_TO DO_
Exactly repeat the material, dropping every picture from the copy.
------------
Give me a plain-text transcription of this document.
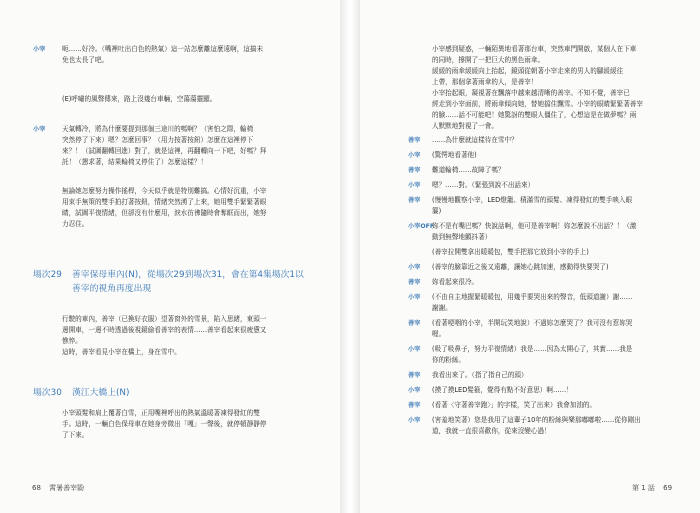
小宰	呃……好冷。（嘴裡吐出白色的熱氣）這一站怎麼離這麼遠啊，這搞未
免也太長了吧。
(E)呼嘯的風聲傳來，路上沒幾台車輛，空蕩蕩靈顯。
小宰	天氣轉冷，將為什麼要提到那個三途川的嗎啊？（害怕之際，輪椅
突然停了下來）嗯？怎麼回事？（用力按著按鈕）怎麼在這裡停下
來？！（試圖翻轉回進）對了，就是這裡，再翻轉向一下吧，好嗎？拜
託！（懇求著，結果輪椅又停住了）怎麼這樣？！
無論她怎麼努力操作搖桿，今天似乎就是特別難搞。心情好沉重，小宰
用束手無策的雙手拍打著按鈕，情緒突然湧了上來，她用雙手緊緊著眼
睛，試圖平復情緒，但卻沒有什麼用，淚水彷彿隨時會奪眶而出，她努
力忍住。
場次29 善宰保母車內(N)，從場次29到場次31，會在第4集場次1以
善宰的視角再度出現
行駛的車內，善宰（已換好衣服）望著窗外的雪景，陷入思緒，東頭一
邊開車，一邊不時透過後視鏡偷看善宰的表情……善宰看起來很疲憊又
憔悴。
這時，善宰看見小宰在橋上，身在雪中。
場次30 漢江大橋上(N)
小宰頭髮和肩上覆著白雪，正用嘴裡呼出的熱氣溫暖著凍得發紅的雙
手。這時，一輛白色保母車在她身旁微出「嘎」一聲後，就停頓靜靜停
了下來。
68 霄暑善宰鼢
小宰感到疑惑，一輛陌異地看著那台車，突然車門開啟，某個人在下車
的同時，撐開了一把巨大的黑色雨傘。
緩緩的雨傘緩緩向上抬起，鏡頭從朝著小宰走來的男人的腳緩緩往
上帶，那個拿著雨傘的人，是善宰！
小宰抬起眼，凝視著在飄落中越來越清晰的善宰。不知不覺，善宰已
經走到小宰面前，將雨傘傾向她，替她擋住飄雪。小宰的眼睛緊緊著善宰
的臉……話不可能吧！她驚訝的雙眼人僵住了，心想這是在做夢嗎？兩
人默默地對視了一會。
善宰 ……為什麼就這樣待在雪中？
小宰 (驚愕地看著他)
善宰 難道輪椅……故障了嗎？
小宰 嗯？……對。（緊張到說不出話來）
善宰 (慢慢地觀察小宰，LED燈籠、積滿雪的頭髮、凍得發紅的雙手映入眼
簾)
小宰OFF
妳不是有嘴巴嗎？快說話啊，他可是善宰啊！妳怎麼說不出話？！（激
動到無聲地顫抖著）
(善宰拉開雙拿出暖暖包，雙手把那它放到小宰的手上)
小宰 (善宰的臉靠近之後又遠離，讓她心跳加速，感動得快要哭了)
善宰 妳看起來很冷。
小宰 (不由自主地握緊暖暖包，用幾乎要哭出來的聲音，低頭道謝）謝……
謝謝。
善宰 (看著哽咽的小宰，半開玩笑地說）不過妳怎麼哭了？我可沒有惹妳哭
喔。
小宰 (吸了吸鼻子，努力平復情緒）我是……因為太開心了，其實……我是
你的粉絲。
善宰 我看出來了。（指了指自己的頭）
小宰 (摸了摸LED髮箍，覺得有點不好意思）啊……！
善宰 (看著〈守著善宰跑〉」的字樣，笑了出來）我會加油的。
小宰 (害羞地笑著）您是我用了這輩子10年的粉絲與樂那嘟嘟啦……從你剛出
道，我就一直很喜歡你，從來沒變心過！
第 1 話 69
------------
_EXPECTED ANSWER_
Give me a plain-text transcription of this document.
小宰	呃……好冷。（嘴裡吐出白色的熱氣）這一站怎麼離這麼遠啊，這搞未
免也太長了吧。
(E)呼嘯的風聲傳來，路上沒幾台車輛，空蕩蕩靈顯。
小宰	天氣轉冷，將為什麼要提到那個三途川的嗎啊？（害怕之際，輪椅
突然停了下來）嗯？怎麼回事？（用力按著按鈕）怎麼在這裡停下
來？！（試圖翻轉回進）對了，就是這裡，再翻轉向一下吧，好嗎？拜
託！（懇求著，結果輪椅又停住了）怎麼這樣？！
無論她怎麼努力操作搖桿，今天似乎就是特別難搞。心情好沉重，小宰
用束手無策的雙手拍打著按鈕，情緒突然湧了上來，她用雙手緊緊著眼
睛，試圖平復情緒，但卻沒有什麼用，淚水彷彿隨時會奪眶而出，她努
力忍住。
場次29 善宰保母車內(N)，從場次29到場次31，會在第4集場次1以
善宰的視角再度出現
行駛的車內，善宰（已換好衣服）望著窗外的雪景，陷入思緒，東頭一
邊開車，一邊不時透過後視鏡偷看善宰的表情……善宰看起來很疲憊又
憔悴。
這時，善宰看見小宰在橋上，身在雪中。
場次30 漢江大橋上(N)
小宰頭髮和肩上覆著白雪，正用嘴裡呼出的熱氣溫暖著凍得發紅的雙
手。這時，一輛白色保母車在她身旁微出「嘎」一聲後，就停頓靜靜停
了下來。
68 霄暑善宰鼢
小宰感到疑惑，一輛陌異地看著那台車，突然車門開啟，某個人在下車
的同時，撐開了一把巨大的黑色雨傘。
緩緩的雨傘緩緩向上抬起，鏡頭從朝著小宰走來的男人的腳緩緩往
上帶，那個拿著雨傘的人，是善宰！
小宰抬起眼，凝視著在飄落中越來越清晰的善宰。不知不覺，善宰已
經走到小宰面前，將雨傘傾向她，替她擋住飄雪。小宰的眼睛緊緊著善宰
的臉……話不可能吧！她驚訝的雙眼人僵住了，心想這是在做夢嗎？兩
人默默地對視了一會。
善宰 ……為什麼就這樣待在雪中？
小宰 (驚愕地看著他)
善宰 難道輪椅……故障了嗎？
小宰 嗯？……對。（緊張到說不出話來）
善宰 (慢慢地觀察小宰，LED燈籠、積滿雪的頭髮、凍得發紅的雙手映入眼
簾)
小宰OFF
妳不是有嘴巴嗎？快說話啊，他可是善宰啊！妳怎麼說不出話？！（激
動到無聲地顫抖著）
(善宰拉開雙拿出暖暖包，雙手把那它放到小宰的手上)
小宰 (善宰的臉靠近之後又遠離，讓她心跳加速，感動得快要哭了)
善宰 妳看起來很冷。
小宰 (不由自主地握緊暖暖包，用幾乎要哭出來的聲音，低頭道謝）謝……
謝謝。
善宰 (看著哽咽的小宰，半開玩笑地說）不過妳怎麼哭了？我可沒有惹妳哭
喔。
小宰 (吸了吸鼻子，努力平復情緒）我是……因為太開心了，其實……我是
你的粉絲。
善宰 我看出來了。（指了指自己的頭）
小宰 (摸了摸LED髮箍，覺得有點不好意思）啊……！
善宰 (看著〈守著善宰跑〉」的字樣，笑了出來）我會加油的。
小宰 (害羞地笑著）您是我用了這輩子10年的粉絲與樂那嘟嘟啦……從你剛出
道，我就一直很喜歡你，從來沒變心過！
第 1 話 69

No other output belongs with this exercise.